## Dataset extract
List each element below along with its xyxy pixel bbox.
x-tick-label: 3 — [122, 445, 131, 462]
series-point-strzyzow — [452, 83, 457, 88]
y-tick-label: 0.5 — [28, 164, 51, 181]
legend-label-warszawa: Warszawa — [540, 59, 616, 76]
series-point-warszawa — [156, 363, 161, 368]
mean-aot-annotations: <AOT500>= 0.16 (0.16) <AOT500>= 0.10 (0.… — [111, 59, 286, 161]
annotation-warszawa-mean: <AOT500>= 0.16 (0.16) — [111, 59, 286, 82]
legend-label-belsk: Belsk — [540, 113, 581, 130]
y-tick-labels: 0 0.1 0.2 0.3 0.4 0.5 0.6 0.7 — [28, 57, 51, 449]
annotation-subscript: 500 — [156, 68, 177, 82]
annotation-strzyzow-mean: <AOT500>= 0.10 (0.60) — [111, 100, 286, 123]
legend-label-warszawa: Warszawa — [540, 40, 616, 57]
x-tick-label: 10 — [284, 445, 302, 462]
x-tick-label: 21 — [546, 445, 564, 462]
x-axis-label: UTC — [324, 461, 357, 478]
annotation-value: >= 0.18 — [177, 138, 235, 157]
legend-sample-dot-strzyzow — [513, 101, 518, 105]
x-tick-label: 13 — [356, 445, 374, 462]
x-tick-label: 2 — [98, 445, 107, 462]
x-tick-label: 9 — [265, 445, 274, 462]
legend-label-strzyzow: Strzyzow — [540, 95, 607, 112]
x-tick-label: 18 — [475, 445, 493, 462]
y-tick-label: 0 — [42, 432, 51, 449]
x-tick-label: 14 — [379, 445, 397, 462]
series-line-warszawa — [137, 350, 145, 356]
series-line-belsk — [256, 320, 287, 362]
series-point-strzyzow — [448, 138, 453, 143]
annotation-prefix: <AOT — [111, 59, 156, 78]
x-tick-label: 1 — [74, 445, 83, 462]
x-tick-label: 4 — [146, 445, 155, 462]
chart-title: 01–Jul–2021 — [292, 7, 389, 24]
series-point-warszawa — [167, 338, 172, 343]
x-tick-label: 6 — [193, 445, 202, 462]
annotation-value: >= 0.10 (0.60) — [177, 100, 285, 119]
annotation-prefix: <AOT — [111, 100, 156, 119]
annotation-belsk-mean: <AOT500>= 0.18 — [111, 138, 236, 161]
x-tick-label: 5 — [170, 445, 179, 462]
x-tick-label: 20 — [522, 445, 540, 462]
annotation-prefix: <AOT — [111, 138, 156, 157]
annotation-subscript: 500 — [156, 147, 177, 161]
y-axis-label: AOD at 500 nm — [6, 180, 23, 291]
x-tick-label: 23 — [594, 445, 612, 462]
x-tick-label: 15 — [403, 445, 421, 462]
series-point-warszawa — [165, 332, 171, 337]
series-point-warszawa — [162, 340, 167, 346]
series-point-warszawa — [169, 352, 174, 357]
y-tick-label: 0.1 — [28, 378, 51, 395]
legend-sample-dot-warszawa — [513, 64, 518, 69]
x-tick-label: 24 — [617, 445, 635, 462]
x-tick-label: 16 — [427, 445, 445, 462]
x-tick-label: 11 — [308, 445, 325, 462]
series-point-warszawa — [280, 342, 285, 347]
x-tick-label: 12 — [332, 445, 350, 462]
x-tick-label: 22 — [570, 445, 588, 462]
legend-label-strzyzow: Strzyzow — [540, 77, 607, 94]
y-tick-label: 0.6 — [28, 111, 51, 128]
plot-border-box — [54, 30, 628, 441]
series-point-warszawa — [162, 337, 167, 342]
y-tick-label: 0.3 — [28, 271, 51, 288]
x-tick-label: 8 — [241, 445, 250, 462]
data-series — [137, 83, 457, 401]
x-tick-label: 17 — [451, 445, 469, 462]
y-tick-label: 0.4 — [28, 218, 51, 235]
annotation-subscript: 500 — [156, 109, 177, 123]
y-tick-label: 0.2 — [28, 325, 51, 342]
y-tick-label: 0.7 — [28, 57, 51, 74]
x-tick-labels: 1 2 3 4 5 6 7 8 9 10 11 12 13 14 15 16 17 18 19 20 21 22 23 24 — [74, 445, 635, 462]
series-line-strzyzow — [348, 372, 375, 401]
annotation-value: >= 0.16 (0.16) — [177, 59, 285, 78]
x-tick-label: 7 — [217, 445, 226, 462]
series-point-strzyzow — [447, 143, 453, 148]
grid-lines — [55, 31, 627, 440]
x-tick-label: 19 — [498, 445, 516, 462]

...

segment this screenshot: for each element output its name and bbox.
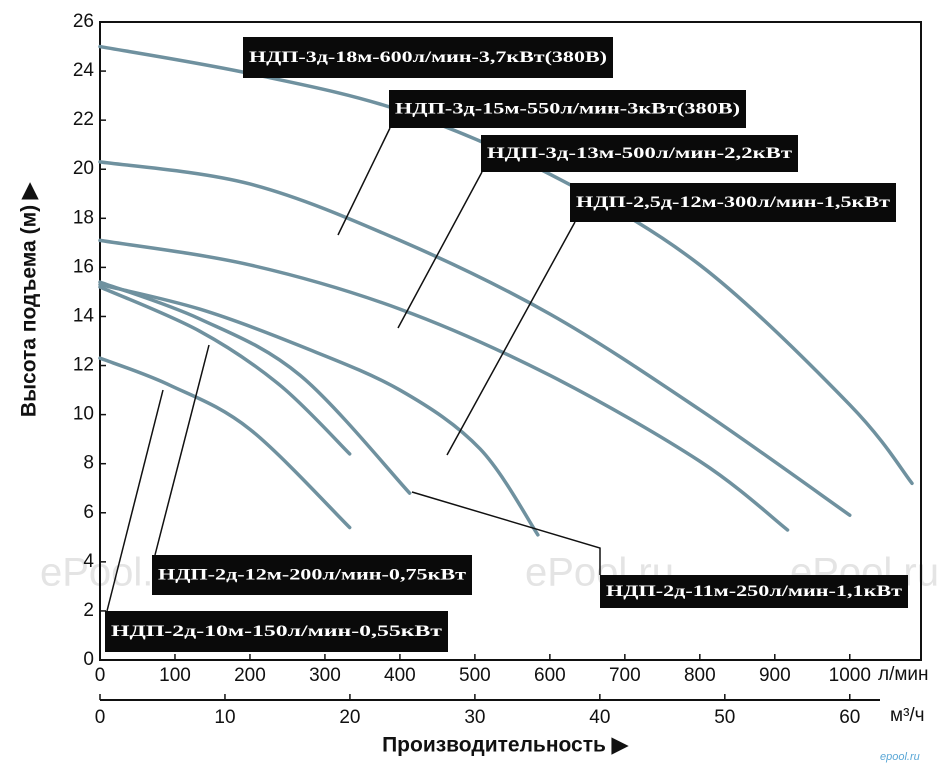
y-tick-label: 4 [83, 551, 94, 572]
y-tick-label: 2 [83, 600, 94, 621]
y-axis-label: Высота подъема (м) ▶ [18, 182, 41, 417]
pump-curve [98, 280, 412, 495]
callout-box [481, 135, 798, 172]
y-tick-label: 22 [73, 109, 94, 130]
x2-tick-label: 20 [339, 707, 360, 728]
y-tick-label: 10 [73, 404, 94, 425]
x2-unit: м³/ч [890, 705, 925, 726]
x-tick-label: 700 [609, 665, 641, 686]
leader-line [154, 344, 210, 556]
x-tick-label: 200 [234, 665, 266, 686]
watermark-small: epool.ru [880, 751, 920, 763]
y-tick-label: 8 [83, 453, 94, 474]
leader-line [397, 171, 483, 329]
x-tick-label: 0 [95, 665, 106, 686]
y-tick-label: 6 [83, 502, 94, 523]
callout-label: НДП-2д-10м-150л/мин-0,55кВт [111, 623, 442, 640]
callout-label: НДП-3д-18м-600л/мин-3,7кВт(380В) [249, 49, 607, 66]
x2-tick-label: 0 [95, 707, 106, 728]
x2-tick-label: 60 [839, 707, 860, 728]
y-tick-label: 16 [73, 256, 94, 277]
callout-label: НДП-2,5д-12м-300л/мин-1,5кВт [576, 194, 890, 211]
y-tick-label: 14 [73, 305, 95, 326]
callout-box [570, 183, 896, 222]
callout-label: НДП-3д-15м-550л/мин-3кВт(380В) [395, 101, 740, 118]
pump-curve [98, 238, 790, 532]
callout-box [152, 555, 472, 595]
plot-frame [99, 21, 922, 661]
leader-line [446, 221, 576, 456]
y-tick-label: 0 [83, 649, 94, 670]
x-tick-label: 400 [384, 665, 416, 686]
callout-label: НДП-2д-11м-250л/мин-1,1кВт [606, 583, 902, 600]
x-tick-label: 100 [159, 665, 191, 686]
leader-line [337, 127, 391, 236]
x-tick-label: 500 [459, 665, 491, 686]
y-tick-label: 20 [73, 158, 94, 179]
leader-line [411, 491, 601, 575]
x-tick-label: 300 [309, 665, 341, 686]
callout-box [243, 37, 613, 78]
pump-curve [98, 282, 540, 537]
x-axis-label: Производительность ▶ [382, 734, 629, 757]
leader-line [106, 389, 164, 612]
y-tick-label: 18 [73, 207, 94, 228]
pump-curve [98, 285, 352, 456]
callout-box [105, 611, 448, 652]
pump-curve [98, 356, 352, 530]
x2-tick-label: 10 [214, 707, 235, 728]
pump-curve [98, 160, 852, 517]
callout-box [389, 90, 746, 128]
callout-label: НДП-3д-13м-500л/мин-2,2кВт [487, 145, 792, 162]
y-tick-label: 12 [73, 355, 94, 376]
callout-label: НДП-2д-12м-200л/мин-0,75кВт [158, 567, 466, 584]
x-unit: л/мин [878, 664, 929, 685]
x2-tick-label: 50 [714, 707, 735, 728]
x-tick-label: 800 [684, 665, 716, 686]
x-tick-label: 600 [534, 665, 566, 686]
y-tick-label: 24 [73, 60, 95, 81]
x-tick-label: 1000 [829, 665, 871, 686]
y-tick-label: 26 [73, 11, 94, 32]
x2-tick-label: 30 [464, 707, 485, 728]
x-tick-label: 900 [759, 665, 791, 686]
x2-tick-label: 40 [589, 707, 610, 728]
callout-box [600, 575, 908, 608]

* * *

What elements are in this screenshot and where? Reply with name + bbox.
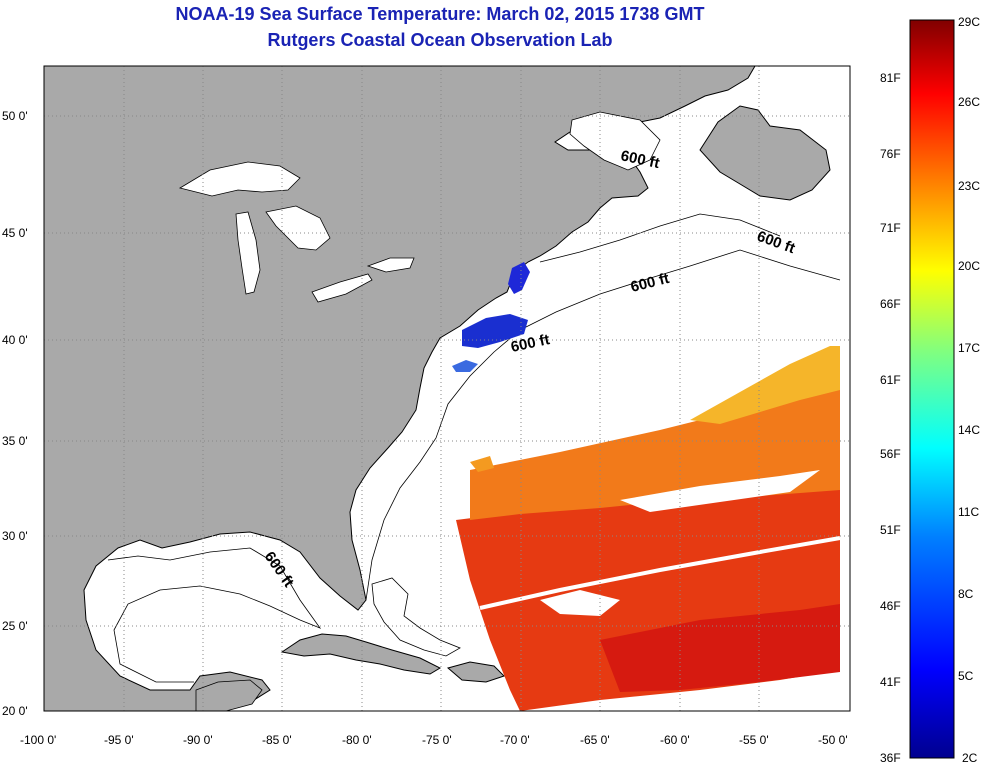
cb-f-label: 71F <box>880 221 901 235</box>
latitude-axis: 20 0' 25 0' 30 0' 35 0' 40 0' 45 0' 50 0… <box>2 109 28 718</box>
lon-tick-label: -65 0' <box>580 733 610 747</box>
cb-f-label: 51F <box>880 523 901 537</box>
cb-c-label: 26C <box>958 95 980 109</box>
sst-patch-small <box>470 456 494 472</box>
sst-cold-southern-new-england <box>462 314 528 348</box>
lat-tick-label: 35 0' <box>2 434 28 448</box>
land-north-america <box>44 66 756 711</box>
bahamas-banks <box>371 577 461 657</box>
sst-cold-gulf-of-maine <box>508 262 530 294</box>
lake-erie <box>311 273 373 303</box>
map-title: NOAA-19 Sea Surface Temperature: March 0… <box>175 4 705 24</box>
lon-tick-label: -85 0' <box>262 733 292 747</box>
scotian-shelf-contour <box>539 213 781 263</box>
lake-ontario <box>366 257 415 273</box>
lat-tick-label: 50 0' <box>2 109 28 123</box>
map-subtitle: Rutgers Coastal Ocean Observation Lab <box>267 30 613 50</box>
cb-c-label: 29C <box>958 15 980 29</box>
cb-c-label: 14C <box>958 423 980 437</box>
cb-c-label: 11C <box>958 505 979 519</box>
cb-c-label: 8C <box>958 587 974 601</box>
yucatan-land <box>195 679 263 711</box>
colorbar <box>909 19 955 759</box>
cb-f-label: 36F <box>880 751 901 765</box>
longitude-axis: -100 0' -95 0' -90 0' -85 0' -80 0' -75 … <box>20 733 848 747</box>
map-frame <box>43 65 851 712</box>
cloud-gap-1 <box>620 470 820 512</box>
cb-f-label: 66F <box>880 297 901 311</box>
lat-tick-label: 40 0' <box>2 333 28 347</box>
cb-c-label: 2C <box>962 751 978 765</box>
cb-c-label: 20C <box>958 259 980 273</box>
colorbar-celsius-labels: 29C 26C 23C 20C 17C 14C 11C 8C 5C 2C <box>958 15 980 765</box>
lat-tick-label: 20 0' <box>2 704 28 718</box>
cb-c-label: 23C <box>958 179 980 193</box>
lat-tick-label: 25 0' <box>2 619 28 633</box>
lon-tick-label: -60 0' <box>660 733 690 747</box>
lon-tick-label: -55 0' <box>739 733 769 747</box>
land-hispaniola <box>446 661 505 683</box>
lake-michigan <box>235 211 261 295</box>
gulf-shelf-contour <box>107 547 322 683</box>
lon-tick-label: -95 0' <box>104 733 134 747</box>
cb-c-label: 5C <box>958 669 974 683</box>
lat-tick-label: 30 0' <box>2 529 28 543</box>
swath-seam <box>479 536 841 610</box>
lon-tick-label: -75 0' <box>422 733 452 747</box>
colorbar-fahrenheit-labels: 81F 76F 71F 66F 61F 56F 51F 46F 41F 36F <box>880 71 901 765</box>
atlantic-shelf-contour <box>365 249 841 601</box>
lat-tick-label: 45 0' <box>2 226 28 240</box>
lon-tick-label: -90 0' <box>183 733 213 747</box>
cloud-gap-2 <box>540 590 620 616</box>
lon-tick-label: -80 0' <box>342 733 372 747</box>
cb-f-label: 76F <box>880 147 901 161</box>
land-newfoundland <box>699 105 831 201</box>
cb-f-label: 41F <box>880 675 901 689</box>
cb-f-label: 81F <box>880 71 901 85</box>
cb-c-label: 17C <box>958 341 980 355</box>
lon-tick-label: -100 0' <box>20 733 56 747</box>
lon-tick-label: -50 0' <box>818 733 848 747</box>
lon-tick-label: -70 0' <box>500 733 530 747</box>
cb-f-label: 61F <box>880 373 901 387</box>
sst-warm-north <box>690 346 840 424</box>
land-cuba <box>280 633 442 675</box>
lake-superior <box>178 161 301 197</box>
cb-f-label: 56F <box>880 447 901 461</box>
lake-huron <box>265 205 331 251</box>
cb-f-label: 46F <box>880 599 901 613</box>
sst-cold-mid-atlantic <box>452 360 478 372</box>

## Directive
Reproduce the lines of the records starting at the line containing "List each element" and ending at the line containing "series-point-warszawa — [156, 363, 161, 368]", with both of those lines included and every line unchanged.

## Solution to this problem
List each element below along with its xyxy pixel bbox.
x-tick-label: 3 — [122, 445, 131, 462]
series-point-strzyzow — [452, 83, 457, 88]
y-tick-label: 0.5 — [28, 164, 51, 181]
legend-label-warszawa: Warszawa — [540, 59, 616, 76]
series-point-warszawa — [156, 363, 161, 368]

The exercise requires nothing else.